● **WHAT TO DO**:
Search the listing below for the word "Nivel" and copy each line that holds it.

(Recorded data)
===

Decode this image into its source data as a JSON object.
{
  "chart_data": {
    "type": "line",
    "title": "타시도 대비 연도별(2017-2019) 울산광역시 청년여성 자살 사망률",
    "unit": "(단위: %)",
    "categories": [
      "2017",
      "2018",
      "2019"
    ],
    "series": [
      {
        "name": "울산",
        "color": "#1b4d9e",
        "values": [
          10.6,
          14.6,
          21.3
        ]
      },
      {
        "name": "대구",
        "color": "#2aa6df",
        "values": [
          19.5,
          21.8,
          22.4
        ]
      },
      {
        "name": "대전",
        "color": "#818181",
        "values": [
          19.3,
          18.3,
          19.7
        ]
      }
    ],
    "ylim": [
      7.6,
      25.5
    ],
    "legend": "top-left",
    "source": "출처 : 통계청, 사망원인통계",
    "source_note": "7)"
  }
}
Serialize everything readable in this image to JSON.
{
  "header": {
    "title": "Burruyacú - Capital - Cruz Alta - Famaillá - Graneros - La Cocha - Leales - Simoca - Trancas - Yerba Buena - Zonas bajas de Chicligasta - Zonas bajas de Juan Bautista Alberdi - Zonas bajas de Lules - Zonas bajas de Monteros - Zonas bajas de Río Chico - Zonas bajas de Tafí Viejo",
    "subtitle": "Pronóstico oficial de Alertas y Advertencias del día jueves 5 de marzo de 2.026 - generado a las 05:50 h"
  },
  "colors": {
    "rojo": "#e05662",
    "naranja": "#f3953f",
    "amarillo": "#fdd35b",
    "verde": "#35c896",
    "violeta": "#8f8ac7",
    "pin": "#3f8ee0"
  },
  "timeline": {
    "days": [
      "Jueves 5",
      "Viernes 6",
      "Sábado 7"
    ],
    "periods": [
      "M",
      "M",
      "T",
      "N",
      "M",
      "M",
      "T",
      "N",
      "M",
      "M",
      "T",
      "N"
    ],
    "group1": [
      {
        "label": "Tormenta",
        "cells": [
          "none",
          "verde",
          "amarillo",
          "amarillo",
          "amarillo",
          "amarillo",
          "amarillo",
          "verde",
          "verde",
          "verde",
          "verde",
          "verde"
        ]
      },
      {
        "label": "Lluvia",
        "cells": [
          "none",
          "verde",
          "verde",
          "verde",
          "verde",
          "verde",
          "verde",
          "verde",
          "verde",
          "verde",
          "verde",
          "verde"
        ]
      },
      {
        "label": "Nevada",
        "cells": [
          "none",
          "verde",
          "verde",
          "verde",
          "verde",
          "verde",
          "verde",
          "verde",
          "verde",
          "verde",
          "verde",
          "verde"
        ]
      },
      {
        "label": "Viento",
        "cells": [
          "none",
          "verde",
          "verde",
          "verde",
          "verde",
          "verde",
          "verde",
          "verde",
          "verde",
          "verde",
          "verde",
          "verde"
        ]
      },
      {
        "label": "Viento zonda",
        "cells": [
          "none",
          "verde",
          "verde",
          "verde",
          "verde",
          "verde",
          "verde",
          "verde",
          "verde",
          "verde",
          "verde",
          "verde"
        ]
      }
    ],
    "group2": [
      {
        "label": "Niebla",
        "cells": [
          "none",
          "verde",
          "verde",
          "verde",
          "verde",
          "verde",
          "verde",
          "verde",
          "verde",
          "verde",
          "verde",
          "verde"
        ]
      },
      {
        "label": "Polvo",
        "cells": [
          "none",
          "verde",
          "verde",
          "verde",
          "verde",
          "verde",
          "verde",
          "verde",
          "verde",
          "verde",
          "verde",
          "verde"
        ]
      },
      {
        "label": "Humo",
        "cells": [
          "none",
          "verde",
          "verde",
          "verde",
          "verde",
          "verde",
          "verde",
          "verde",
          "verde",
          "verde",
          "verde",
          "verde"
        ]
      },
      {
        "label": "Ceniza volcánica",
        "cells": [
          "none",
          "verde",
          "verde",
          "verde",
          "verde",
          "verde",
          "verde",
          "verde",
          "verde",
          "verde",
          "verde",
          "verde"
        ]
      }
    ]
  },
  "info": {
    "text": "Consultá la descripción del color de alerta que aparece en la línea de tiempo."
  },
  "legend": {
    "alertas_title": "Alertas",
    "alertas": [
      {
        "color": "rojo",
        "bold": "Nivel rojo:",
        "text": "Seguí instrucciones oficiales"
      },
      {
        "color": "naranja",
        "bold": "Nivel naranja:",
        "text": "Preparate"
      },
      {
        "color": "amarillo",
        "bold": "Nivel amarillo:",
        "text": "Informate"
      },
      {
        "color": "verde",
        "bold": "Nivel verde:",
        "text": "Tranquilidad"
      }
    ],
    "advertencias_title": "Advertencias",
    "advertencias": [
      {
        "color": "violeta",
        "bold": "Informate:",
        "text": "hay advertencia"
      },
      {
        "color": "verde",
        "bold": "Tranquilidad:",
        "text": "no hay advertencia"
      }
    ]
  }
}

===

● **THE RESPONSE**:
        "bold": "Nivel rojo:",
        "bold": "Nivel naranja:",
        "bold": "Nivel amarillo:",
        "bold": "Nivel verde:",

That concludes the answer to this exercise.